Data entries =
┌────────

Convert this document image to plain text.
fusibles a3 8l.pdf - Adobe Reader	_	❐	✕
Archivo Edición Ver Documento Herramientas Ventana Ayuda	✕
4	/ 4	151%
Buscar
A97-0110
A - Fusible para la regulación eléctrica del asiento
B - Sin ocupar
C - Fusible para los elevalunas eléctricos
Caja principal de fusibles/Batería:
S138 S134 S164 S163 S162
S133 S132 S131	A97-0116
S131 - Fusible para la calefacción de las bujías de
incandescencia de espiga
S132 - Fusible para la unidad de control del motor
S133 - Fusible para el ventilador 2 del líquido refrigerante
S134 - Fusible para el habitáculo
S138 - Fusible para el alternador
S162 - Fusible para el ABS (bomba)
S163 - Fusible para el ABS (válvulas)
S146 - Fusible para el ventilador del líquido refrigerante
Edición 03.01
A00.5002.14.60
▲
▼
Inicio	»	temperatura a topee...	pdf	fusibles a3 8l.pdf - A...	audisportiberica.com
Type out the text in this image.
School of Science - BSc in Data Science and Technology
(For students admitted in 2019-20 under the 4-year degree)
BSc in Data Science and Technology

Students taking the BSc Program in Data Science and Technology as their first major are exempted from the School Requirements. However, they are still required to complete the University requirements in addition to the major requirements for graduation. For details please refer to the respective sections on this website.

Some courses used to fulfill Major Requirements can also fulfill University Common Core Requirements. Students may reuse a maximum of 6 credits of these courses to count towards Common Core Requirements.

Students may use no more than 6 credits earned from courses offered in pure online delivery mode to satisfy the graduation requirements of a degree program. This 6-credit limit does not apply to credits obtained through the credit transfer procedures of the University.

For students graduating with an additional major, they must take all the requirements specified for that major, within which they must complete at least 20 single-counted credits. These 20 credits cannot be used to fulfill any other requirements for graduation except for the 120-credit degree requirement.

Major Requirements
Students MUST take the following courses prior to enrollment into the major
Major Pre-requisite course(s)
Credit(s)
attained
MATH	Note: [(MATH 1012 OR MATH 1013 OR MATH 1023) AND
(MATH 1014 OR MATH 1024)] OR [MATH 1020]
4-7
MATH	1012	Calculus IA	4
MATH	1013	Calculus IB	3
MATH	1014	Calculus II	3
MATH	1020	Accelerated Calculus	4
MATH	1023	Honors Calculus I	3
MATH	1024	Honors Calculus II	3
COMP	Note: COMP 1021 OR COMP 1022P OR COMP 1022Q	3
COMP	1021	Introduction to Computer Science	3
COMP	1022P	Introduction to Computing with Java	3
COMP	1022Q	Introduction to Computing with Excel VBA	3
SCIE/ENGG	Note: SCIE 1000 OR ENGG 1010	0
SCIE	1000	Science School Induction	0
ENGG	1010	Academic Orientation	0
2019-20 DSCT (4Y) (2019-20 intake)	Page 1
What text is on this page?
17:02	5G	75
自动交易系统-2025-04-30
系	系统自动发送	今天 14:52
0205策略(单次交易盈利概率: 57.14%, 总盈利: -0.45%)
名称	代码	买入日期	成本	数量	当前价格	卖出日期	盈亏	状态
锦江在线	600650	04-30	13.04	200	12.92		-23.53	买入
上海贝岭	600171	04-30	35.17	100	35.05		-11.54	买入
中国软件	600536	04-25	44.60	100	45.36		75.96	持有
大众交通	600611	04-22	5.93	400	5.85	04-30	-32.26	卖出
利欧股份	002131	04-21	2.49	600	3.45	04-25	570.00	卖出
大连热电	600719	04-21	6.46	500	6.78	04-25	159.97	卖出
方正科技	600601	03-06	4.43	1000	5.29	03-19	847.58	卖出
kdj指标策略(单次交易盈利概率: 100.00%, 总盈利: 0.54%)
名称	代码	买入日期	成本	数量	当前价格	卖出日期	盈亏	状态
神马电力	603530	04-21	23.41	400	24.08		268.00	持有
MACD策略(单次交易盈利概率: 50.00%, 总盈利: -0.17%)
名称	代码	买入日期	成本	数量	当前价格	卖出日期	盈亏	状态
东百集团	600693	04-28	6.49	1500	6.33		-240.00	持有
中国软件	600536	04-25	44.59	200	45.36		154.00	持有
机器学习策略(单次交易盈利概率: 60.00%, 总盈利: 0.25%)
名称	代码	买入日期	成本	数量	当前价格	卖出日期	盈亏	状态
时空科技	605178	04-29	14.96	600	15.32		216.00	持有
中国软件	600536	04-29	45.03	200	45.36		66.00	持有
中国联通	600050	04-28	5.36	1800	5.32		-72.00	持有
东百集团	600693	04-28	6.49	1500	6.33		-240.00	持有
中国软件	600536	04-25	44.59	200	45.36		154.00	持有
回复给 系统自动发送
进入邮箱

└────────

What the exercise asks =
Gather all lines of the records that include the word "Introduction".

Result =
COMP	1021	Introduction to Computer Science	3
COMP	1022P	Introduction to Computing with Java	3
COMP	1022Q	Introduction to Computing with Excel VBA	3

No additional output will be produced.